[Dataset entries on figures]
-*-

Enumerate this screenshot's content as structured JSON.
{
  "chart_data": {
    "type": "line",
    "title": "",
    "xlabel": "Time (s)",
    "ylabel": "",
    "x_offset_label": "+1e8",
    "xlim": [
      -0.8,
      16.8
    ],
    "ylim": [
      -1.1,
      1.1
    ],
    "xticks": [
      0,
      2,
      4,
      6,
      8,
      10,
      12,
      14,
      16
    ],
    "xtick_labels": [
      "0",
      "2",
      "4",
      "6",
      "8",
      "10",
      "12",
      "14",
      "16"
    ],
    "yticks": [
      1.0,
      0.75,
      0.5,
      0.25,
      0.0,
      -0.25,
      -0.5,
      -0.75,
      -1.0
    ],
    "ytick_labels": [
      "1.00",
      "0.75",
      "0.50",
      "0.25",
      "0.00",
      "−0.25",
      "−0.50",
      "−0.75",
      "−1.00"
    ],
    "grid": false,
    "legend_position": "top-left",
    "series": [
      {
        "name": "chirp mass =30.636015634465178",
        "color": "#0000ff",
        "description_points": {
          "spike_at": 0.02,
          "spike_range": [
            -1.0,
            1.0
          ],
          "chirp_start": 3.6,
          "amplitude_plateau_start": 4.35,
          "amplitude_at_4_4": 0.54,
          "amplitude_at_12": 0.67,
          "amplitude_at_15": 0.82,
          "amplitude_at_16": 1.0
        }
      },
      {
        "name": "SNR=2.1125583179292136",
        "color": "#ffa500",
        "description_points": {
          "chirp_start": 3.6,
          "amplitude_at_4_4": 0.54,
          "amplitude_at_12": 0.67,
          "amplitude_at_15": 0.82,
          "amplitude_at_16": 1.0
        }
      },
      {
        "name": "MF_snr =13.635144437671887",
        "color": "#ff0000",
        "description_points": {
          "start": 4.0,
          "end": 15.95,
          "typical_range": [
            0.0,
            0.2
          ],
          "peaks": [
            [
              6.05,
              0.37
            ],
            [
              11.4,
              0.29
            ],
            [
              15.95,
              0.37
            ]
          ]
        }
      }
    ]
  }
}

-*-

**EXERCISE DETAILS**
Filter lines by "name" and return each hit.

**SOLUTION TO THIS TASK**
        "name": "chirp mass =30.636015634465178",
        "name": "SNR=2.1125583179292136",
        "name": "MF_snr =13.635144437671887",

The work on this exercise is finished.